■ **SET EXERCISE**:
Count every line in the entries that contains "this". Report that count alone.

■ **SOURCE RECORDS**:

........

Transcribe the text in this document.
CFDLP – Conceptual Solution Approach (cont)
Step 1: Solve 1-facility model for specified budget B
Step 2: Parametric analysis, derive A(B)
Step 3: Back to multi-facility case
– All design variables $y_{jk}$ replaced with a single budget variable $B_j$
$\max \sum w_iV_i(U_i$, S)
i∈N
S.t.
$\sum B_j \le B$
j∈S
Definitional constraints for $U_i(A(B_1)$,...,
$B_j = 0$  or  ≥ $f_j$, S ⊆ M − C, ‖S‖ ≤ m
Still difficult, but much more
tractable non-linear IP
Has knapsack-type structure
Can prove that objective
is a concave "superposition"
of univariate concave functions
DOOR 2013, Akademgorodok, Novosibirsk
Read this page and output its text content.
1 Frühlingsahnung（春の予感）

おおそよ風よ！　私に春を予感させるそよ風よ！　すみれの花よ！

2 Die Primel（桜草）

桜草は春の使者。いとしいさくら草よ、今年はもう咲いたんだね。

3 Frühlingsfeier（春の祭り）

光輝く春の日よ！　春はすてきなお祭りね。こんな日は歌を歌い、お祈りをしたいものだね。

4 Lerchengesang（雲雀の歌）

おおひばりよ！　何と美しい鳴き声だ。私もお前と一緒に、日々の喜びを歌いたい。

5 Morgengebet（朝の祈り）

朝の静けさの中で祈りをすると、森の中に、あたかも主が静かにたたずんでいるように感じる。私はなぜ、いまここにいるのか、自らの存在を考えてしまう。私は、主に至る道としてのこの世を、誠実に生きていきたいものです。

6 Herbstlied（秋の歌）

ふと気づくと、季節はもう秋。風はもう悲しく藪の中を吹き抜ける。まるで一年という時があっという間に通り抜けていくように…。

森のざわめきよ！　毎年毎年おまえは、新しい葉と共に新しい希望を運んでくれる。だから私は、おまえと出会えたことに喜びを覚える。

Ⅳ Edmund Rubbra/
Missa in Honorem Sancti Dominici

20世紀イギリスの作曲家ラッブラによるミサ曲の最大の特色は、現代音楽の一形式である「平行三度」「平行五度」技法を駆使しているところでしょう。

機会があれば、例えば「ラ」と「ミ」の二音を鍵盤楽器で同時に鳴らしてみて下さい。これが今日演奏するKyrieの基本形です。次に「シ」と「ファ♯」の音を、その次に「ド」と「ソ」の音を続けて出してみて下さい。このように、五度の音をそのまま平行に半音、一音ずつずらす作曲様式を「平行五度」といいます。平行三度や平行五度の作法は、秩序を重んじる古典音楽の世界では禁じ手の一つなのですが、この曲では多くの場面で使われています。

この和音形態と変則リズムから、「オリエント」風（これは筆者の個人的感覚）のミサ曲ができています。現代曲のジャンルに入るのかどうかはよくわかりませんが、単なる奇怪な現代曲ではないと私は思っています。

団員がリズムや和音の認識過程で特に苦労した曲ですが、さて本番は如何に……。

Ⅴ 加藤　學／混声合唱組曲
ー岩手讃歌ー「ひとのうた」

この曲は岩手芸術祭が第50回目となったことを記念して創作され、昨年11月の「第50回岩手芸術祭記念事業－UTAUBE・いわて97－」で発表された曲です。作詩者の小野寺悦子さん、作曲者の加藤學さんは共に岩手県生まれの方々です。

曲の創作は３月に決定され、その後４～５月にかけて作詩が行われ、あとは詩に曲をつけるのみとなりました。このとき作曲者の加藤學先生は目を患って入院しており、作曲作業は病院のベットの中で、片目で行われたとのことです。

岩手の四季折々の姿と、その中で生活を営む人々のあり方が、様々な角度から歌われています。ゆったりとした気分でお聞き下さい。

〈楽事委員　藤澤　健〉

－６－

........

■ **TASK ANSWER**:
2